* **Work to do**
Go through the material below and copy each line where the word "structured" appears.

* **Record extracts**
-- start --

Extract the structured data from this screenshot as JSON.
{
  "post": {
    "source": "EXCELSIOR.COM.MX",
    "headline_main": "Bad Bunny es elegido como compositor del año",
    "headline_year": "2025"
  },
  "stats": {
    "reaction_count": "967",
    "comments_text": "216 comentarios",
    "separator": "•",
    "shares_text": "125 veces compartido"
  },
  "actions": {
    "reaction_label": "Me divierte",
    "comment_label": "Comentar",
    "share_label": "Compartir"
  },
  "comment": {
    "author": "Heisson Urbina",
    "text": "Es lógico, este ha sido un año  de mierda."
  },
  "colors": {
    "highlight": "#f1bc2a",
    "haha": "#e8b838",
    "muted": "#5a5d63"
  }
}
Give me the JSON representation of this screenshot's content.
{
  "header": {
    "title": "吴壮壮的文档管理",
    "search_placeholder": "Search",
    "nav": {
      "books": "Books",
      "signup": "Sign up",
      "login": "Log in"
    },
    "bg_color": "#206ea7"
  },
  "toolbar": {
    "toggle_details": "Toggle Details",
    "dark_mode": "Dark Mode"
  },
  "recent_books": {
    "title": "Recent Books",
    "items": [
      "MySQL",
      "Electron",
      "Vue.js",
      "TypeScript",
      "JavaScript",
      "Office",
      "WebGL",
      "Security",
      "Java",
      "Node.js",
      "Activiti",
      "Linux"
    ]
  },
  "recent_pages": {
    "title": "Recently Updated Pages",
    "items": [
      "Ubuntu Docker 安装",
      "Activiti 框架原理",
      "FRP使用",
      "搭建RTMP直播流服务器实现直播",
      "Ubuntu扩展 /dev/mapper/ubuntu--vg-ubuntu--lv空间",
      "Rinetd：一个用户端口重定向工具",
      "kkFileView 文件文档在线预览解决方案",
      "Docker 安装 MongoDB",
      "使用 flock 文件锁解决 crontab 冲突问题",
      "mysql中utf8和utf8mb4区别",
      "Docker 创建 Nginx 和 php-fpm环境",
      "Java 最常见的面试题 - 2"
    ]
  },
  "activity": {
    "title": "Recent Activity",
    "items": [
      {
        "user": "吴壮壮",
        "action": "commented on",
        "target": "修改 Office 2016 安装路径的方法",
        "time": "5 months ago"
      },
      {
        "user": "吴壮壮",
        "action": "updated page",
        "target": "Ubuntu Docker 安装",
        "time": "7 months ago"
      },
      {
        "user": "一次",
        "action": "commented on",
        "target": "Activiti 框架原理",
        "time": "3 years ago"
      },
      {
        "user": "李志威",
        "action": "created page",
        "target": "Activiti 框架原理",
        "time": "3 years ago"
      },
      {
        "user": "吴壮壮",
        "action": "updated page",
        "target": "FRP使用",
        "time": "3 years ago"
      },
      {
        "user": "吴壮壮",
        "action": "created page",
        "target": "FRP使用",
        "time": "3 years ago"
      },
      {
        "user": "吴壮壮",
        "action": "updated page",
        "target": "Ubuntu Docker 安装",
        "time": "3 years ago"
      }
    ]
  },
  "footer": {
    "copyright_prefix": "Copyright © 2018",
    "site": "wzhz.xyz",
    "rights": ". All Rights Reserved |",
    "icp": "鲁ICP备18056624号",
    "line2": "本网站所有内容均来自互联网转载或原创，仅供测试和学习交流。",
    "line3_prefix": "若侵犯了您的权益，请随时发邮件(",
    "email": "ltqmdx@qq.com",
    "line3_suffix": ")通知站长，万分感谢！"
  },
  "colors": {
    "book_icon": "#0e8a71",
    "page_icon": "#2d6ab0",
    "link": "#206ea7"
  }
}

-- end --
-- start --

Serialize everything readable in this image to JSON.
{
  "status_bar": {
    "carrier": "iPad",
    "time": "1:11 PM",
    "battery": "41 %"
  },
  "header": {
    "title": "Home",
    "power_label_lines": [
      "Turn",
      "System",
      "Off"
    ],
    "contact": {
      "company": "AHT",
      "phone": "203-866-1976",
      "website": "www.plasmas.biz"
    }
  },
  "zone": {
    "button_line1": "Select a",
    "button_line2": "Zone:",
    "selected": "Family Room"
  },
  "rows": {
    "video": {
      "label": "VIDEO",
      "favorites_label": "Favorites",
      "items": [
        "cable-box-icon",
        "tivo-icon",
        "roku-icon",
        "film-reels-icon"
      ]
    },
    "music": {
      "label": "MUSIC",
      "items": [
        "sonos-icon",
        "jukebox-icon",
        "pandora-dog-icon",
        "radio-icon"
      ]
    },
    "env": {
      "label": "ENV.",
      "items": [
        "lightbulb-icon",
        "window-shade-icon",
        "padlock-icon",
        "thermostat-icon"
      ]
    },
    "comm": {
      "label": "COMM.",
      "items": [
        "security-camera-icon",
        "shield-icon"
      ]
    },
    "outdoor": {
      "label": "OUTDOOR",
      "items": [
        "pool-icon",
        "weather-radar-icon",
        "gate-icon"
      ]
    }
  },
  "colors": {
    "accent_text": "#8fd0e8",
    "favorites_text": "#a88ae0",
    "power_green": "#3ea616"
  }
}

-- end --
-- start --

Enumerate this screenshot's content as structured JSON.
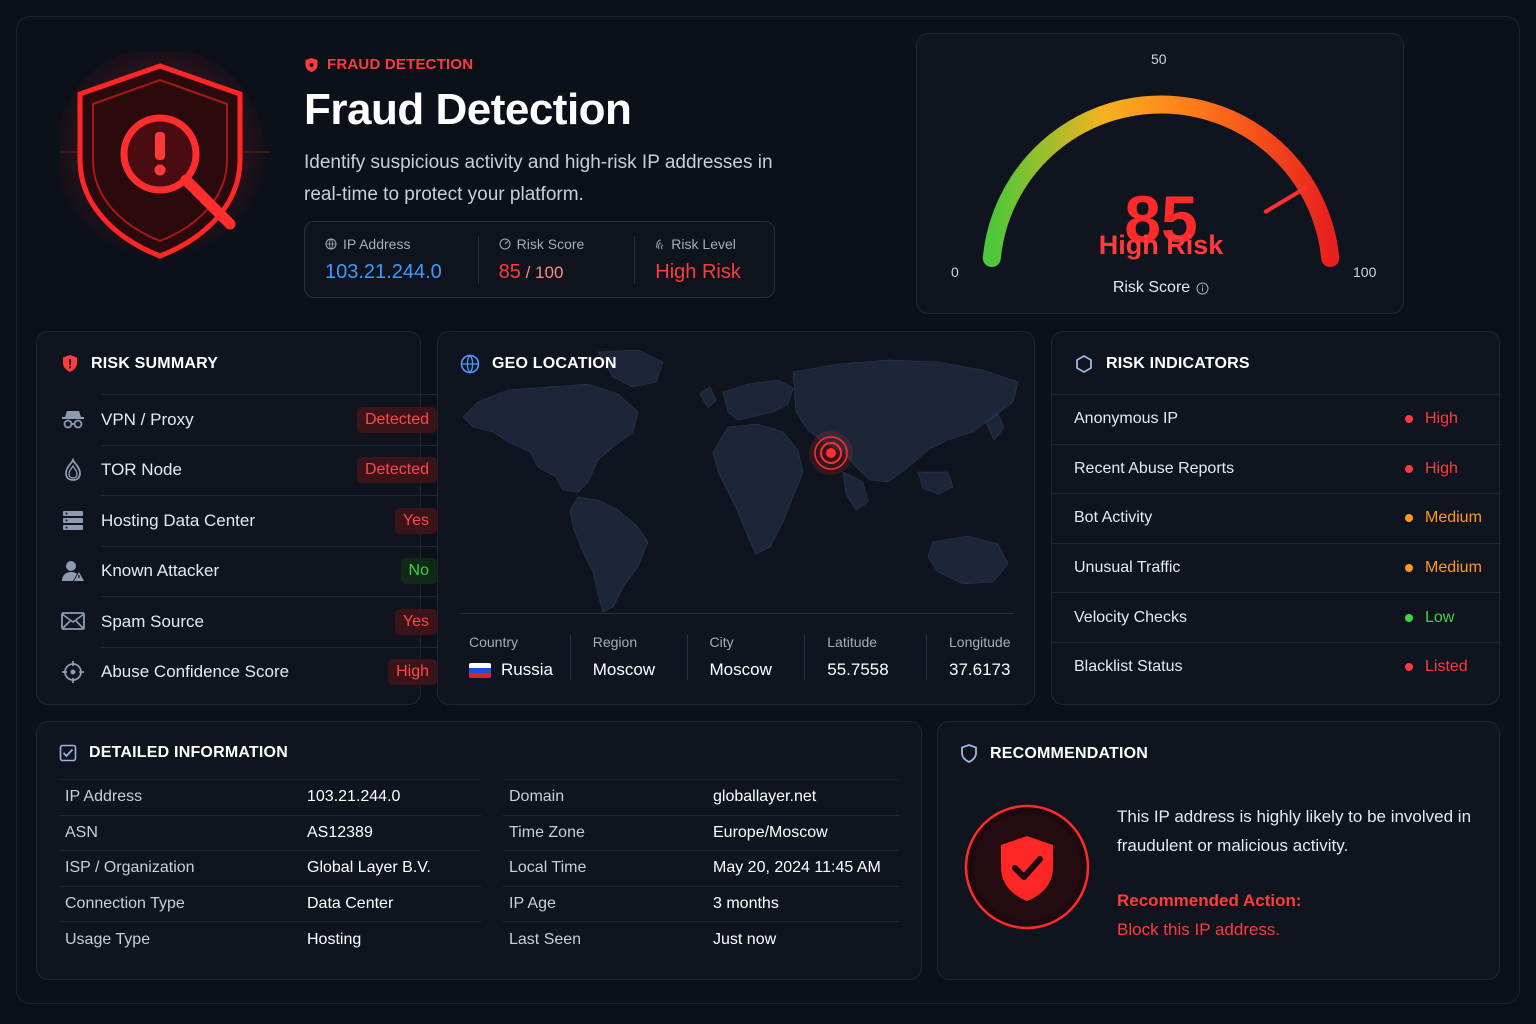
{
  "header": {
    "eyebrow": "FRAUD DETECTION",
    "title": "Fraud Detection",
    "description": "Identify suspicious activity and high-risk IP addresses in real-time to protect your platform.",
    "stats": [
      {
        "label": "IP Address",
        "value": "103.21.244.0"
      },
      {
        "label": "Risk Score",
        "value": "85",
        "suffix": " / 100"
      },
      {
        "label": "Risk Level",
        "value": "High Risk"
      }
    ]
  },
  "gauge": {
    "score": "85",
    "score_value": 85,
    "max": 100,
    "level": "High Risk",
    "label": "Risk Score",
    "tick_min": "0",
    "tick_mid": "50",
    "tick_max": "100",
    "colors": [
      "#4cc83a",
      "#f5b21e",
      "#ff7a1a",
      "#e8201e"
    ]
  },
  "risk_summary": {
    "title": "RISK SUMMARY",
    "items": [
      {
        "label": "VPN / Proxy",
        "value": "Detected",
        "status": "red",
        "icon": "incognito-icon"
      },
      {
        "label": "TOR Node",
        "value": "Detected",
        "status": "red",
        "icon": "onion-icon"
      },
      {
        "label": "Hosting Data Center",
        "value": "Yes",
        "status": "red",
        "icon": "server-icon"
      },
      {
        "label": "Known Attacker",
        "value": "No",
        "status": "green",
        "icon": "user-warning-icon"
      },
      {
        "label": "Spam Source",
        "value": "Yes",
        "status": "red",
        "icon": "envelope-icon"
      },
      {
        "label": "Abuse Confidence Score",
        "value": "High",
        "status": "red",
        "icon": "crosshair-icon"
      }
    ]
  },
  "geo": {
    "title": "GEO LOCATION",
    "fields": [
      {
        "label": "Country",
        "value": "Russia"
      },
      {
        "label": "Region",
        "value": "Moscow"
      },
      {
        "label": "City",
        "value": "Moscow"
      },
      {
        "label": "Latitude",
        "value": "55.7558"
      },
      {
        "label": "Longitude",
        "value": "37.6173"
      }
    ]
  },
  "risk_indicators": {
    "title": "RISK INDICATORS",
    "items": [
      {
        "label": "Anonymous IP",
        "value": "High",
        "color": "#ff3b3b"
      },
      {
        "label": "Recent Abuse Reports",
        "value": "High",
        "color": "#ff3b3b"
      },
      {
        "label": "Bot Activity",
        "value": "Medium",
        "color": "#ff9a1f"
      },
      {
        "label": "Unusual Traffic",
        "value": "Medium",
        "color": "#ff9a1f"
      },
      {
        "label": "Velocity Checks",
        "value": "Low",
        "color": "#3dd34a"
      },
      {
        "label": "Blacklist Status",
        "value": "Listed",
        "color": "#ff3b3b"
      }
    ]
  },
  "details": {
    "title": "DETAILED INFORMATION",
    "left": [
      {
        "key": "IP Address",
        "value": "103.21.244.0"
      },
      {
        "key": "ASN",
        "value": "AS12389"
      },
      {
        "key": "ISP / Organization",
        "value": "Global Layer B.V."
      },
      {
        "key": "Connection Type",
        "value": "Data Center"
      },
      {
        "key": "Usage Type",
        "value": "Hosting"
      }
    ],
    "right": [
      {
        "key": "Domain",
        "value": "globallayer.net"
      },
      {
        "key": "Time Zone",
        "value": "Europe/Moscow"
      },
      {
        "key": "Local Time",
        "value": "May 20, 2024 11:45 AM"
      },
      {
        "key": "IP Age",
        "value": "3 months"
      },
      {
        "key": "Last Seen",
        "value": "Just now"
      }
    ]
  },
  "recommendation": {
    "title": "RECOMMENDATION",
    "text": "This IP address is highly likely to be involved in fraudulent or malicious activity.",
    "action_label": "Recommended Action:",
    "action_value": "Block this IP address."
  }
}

-- end --

* **In response**
Extract the structured data from this screenshot as JSON.
Enumerate this screenshot's content as structured JSON.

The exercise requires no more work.